**Work required**:
Write out each line in which the string "does" is present.

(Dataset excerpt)
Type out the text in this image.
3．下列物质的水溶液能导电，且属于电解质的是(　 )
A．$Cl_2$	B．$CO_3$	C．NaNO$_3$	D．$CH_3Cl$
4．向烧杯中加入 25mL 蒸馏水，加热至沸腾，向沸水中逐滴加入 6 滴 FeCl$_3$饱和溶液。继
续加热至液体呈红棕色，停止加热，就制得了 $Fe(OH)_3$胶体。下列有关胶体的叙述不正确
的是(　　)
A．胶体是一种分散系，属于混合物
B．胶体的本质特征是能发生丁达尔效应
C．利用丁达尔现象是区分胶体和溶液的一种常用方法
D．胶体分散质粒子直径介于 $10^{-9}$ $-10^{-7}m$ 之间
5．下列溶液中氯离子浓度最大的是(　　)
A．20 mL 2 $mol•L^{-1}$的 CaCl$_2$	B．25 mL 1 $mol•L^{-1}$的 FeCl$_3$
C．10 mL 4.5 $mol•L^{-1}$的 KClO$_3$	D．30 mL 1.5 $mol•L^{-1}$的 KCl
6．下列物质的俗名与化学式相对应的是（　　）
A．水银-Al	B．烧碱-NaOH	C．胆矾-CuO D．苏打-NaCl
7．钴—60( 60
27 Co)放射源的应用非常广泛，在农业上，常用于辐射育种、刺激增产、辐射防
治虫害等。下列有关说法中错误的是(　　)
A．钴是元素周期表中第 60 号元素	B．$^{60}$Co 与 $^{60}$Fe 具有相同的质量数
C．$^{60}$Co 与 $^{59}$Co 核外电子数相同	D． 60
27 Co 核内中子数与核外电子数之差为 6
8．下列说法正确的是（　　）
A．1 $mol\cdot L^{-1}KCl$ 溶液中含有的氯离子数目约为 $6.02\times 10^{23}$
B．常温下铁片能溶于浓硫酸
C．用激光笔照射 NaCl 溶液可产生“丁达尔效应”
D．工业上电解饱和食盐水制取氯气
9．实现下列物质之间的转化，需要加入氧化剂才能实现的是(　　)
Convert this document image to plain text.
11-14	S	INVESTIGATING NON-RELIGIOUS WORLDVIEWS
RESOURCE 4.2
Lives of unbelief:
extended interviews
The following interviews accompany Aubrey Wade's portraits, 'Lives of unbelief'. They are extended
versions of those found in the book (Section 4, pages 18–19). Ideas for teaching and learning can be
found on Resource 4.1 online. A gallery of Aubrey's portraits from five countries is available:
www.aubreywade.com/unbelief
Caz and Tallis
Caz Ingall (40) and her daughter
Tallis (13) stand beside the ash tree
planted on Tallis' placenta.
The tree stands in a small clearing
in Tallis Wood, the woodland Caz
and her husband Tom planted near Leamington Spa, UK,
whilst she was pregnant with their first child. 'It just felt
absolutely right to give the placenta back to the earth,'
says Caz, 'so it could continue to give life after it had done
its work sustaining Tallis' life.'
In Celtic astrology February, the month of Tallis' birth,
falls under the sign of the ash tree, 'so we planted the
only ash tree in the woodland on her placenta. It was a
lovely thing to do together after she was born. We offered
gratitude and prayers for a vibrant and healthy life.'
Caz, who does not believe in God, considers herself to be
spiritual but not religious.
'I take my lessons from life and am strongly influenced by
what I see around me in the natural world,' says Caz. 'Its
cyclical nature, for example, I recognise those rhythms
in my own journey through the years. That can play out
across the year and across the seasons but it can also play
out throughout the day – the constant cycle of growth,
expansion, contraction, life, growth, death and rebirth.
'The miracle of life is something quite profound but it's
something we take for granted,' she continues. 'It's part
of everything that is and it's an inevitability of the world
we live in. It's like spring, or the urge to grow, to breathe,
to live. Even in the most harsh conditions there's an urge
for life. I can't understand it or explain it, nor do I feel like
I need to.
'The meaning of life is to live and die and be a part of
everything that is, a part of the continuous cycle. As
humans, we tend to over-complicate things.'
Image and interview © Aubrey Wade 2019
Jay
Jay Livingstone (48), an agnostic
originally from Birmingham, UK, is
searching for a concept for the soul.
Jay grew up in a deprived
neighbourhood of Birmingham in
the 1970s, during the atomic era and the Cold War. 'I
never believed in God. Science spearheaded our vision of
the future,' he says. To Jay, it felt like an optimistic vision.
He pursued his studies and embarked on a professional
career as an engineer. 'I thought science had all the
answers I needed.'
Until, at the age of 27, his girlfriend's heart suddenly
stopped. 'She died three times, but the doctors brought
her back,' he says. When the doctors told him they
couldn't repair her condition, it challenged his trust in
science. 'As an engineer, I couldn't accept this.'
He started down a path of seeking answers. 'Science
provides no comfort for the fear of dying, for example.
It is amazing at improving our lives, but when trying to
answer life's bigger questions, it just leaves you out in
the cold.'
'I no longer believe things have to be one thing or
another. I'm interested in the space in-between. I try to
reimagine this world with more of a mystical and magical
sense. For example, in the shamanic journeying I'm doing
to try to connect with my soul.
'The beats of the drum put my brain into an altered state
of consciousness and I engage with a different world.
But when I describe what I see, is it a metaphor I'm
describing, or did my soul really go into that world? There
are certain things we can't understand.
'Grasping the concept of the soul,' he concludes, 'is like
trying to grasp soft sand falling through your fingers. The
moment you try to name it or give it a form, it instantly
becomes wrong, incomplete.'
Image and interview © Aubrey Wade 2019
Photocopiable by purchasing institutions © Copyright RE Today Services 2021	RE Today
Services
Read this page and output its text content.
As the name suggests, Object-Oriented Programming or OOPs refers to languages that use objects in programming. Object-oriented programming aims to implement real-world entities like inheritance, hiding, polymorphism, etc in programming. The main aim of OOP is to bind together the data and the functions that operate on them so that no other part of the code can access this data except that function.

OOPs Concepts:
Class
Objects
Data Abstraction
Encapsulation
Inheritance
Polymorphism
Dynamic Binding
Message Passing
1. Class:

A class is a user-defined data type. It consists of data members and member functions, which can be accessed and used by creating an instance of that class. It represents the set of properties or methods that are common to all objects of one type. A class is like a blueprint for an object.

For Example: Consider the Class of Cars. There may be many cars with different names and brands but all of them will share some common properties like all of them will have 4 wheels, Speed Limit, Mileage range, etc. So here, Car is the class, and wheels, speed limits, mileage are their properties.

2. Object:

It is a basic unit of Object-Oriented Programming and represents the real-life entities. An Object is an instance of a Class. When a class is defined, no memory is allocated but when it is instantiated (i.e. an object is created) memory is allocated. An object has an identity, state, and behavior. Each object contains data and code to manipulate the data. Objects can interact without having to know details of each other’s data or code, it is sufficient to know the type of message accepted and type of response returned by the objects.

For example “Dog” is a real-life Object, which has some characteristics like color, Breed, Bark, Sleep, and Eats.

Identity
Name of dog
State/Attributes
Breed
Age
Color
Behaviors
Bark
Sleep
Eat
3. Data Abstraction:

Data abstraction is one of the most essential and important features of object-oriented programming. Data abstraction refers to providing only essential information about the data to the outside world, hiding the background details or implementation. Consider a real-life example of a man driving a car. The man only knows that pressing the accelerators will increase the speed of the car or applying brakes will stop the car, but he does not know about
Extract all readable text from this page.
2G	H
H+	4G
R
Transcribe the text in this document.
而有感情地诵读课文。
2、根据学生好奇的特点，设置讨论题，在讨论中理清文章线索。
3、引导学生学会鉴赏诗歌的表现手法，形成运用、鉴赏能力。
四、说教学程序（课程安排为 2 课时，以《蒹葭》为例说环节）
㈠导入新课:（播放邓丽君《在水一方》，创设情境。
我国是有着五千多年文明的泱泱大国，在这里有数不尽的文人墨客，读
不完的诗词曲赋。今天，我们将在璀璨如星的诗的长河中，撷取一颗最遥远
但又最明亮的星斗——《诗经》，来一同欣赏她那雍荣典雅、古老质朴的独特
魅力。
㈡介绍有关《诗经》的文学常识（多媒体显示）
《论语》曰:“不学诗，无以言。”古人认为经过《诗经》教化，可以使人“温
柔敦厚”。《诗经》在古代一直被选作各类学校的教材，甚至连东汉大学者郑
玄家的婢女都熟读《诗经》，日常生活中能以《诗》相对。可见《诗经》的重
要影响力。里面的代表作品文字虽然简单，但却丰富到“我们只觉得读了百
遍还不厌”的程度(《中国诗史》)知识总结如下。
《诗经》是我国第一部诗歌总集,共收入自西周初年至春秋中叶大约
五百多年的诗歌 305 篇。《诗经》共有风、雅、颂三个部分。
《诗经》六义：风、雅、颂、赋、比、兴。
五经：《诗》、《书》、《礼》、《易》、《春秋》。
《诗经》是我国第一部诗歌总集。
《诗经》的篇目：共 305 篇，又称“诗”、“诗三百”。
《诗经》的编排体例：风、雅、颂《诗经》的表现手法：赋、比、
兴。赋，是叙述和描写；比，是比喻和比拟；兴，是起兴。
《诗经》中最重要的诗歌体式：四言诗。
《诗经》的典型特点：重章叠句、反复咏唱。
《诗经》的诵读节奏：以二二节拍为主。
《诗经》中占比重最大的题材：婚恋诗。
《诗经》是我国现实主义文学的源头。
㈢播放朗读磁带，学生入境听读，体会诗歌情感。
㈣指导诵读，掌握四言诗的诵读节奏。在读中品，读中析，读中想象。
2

**Exercise result**:
Caz, who does not believe in God, considers herself to be
Data abstraction is one of the most essential and important features of object-oriented programming. Data abstraction refers to providing only essential information about the data to the outside world, hiding the background details or implementation. Consider a real-life example of a man driving a car. The man only knows that pressing the accelerators will increase the speed of the car or applying brakes will stop the car, but he does not know about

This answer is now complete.